> [Problem details]:
Reproduce the listing below in its entirety. Change nothing.

> [Saved data entries]:
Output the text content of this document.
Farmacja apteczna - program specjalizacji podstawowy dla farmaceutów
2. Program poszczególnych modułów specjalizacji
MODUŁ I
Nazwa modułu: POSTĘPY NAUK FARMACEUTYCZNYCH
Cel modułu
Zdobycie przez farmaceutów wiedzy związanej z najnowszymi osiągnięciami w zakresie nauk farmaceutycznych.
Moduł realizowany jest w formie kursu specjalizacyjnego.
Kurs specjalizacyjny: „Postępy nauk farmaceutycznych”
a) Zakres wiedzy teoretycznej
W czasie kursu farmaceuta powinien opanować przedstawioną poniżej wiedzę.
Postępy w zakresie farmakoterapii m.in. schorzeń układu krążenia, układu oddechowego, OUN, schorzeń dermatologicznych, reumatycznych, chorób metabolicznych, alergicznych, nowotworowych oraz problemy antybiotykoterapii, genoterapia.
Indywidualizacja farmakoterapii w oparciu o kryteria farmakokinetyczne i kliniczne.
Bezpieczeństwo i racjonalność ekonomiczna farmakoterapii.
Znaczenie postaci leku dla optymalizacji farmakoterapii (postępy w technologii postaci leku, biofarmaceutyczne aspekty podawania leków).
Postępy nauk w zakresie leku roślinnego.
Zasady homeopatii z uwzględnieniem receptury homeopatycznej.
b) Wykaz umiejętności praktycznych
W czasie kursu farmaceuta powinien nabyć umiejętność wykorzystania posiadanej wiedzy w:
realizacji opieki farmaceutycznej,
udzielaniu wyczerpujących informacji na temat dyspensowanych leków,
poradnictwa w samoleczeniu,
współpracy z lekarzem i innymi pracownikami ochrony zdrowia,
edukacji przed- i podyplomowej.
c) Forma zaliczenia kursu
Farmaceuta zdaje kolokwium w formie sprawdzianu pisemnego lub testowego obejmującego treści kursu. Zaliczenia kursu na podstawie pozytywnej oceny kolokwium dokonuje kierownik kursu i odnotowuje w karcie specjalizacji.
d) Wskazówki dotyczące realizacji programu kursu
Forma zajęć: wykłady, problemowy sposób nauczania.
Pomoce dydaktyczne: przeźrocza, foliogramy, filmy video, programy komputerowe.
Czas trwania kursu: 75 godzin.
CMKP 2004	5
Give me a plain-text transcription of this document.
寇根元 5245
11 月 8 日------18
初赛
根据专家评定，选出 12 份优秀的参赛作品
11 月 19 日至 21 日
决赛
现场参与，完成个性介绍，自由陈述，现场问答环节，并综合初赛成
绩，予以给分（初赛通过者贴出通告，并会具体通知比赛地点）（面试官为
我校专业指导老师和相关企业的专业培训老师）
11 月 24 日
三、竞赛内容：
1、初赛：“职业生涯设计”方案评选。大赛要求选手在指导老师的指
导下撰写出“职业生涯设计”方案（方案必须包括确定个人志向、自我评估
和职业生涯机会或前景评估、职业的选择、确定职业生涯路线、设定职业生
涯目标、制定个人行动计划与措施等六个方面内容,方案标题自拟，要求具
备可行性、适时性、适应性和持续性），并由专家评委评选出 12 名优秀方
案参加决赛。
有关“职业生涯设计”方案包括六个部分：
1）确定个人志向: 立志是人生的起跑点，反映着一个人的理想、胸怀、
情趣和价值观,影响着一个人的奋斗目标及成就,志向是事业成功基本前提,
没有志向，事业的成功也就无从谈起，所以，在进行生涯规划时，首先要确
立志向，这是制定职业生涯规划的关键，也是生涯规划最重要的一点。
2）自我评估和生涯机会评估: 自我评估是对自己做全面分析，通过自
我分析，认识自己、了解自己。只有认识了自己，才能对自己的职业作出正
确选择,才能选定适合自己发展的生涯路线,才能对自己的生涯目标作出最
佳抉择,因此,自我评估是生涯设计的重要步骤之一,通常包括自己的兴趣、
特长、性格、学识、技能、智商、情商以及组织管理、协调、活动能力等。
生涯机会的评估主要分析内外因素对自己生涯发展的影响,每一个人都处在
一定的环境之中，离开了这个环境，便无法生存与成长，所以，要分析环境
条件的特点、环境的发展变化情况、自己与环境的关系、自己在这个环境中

> [Exercise response]:
Output the text content of this document.
Farmacja apteczna - program specjalizacji podstawowy dla farmaceutów
2. Program poszczególnych modułów specjalizacji
MODUŁ I
Nazwa modułu: POSTĘPY NAUK FARMACEUTYCZNYCH
Cel modułu
Zdobycie przez farmaceutów wiedzy związanej z najnowszymi osiągnięciami w zakresie nauk farmaceutycznych.
Moduł realizowany jest w formie kursu specjalizacyjnego.
Kurs specjalizacyjny: „Postępy nauk farmaceutycznych”
a) Zakres wiedzy teoretycznej
W czasie kursu farmaceuta powinien opanować przedstawioną poniżej wiedzę.
Postępy w zakresie farmakoterapii m.in. schorzeń układu krążenia, układu oddechowego, OUN, schorzeń dermatologicznych, reumatycznych, chorób metabolicznych, alergicznych, nowotworowych oraz problemy antybiotykoterapii, genoterapia.
Indywidualizacja farmakoterapii w oparciu o kryteria farmakokinetyczne i kliniczne.
Bezpieczeństwo i racjonalność ekonomiczna farmakoterapii.
Znaczenie postaci leku dla optymalizacji farmakoterapii (postępy w technologii postaci leku, biofarmaceutyczne aspekty podawania leków).
Postępy nauk w zakresie leku roślinnego.
Zasady homeopatii z uwzględnieniem receptury homeopatycznej.
b) Wykaz umiejętności praktycznych
W czasie kursu farmaceuta powinien nabyć umiejętność wykorzystania posiadanej wiedzy w:
realizacji opieki farmaceutycznej,
udzielaniu wyczerpujących informacji na temat dyspensowanych leków,
poradnictwa w samoleczeniu,
współpracy z lekarzem i innymi pracownikami ochrony zdrowia,
edukacji przed- i podyplomowej.
c) Forma zaliczenia kursu
Farmaceuta zdaje kolokwium w formie sprawdzianu pisemnego lub testowego obejmującego treści kursu. Zaliczenia kursu na podstawie pozytywnej oceny kolokwium dokonuje kierownik kursu i odnotowuje w karcie specjalizacji.
d) Wskazówki dotyczące realizacji programu kursu
Forma zajęć: wykłady, problemowy sposób nauczania.
Pomoce dydaktyczne: przeźrocza, foliogramy, filmy video, programy komputerowe.
Czas trwania kursu: 75 godzin.
CMKP 2004	5
Give me a plain-text transcription of this document.
寇根元 5245
11 月 8 日------18
初赛
根据专家评定，选出 12 份优秀的参赛作品
11 月 19 日至 21 日
决赛
现场参与，完成个性介绍，自由陈述，现场问答环节，并综合初赛成
绩，予以给分（初赛通过者贴出通告，并会具体通知比赛地点）（面试官为
我校专业指导老师和相关企业的专业培训老师）
11 月 24 日
三、竞赛内容：
1、初赛：“职业生涯设计”方案评选。大赛要求选手在指导老师的指
导下撰写出“职业生涯设计”方案（方案必须包括确定个人志向、自我评估
和职业生涯机会或前景评估、职业的选择、确定职业生涯路线、设定职业生
涯目标、制定个人行动计划与措施等六个方面内容,方案标题自拟，要求具
备可行性、适时性、适应性和持续性），并由专家评委评选出 12 名优秀方
案参加决赛。
有关“职业生涯设计”方案包括六个部分：
1）确定个人志向: 立志是人生的起跑点，反映着一个人的理想、胸怀、
情趣和价值观,影响着一个人的奋斗目标及成就,志向是事业成功基本前提,
没有志向，事业的成功也就无从谈起，所以，在进行生涯规划时，首先要确
立志向，这是制定职业生涯规划的关键，也是生涯规划最重要的一点。
2）自我评估和生涯机会评估: 自我评估是对自己做全面分析，通过自
我分析，认识自己、了解自己。只有认识了自己，才能对自己的职业作出正
确选择,才能选定适合自己发展的生涯路线,才能对自己的生涯目标作出最
佳抉择,因此,自我评估是生涯设计的重要步骤之一,通常包括自己的兴趣、
特长、性格、学识、技能、智商、情商以及组织管理、协调、活动能力等。
生涯机会的评估主要分析内外因素对自己生涯发展的影响,每一个人都处在
一定的环境之中，离开了这个环境，便无法生存与成长，所以，要分析环境
条件的特点、环境的发展变化情况、自己与环境的关系、自己在这个环境中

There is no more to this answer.